## STATED PROBLEM:
Lines containing the word "Lorem" should be extracted in full.
▶
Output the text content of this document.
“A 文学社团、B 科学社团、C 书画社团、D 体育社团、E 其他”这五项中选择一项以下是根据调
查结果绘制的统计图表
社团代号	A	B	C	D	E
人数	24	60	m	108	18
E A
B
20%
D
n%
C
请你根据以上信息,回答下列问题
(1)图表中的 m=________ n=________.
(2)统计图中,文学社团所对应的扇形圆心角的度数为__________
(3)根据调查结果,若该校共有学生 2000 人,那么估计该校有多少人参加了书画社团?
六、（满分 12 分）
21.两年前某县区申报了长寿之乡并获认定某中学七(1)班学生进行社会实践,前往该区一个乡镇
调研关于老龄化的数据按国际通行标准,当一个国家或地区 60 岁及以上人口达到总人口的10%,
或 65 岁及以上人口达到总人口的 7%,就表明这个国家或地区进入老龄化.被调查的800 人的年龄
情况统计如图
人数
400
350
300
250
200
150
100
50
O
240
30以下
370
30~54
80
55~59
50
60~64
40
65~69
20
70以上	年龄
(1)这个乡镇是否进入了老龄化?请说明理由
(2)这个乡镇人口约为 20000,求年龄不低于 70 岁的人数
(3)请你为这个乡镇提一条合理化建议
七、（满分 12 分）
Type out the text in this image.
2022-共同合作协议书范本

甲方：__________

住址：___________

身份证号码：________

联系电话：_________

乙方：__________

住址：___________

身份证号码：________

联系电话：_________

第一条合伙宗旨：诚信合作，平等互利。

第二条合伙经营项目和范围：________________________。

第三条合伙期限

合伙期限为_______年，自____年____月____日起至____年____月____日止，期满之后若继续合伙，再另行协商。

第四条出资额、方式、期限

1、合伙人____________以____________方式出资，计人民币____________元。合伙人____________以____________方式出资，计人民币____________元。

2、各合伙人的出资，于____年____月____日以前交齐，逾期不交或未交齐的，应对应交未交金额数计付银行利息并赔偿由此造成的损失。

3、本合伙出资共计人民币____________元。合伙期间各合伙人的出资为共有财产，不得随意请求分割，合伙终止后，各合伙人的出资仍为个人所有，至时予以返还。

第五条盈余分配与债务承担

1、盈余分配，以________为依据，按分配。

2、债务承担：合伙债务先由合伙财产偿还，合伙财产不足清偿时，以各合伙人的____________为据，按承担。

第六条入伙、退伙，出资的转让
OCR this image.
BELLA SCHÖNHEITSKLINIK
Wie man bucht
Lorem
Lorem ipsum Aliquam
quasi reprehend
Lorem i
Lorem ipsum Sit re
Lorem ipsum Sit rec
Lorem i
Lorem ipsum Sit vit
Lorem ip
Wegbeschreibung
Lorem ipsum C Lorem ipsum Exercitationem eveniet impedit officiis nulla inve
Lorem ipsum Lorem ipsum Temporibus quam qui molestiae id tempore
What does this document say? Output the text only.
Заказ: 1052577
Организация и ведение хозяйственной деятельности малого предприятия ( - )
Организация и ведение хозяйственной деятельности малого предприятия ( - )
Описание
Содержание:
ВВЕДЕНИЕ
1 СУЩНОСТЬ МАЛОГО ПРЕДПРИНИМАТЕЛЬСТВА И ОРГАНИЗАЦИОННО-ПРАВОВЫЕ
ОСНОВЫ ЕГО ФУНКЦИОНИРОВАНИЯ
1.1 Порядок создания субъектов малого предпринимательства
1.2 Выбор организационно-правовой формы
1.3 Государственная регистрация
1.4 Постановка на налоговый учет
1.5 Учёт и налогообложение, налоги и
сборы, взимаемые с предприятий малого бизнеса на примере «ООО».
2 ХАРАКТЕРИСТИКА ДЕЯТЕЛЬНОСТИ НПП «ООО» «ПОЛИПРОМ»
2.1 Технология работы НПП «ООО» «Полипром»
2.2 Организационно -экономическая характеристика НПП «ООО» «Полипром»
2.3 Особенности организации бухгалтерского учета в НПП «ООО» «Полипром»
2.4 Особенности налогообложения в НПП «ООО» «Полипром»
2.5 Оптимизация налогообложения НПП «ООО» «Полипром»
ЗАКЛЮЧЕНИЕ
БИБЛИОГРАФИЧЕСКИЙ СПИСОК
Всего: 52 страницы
◀
## ANSWER FOR THIS EXERCISE:
Lorem
Lorem ipsum Aliquam
Lorem i
Lorem ipsum Sit re
Lorem ipsum Sit rec
Lorem i
Lorem ipsum Sit vit
Lorem ip
Lorem ipsum C Lorem ipsum Exercitationem eveniet impedit officiis nulla inve
Lorem ipsum Lorem ipsum Temporibus quam qui molestiae id tempore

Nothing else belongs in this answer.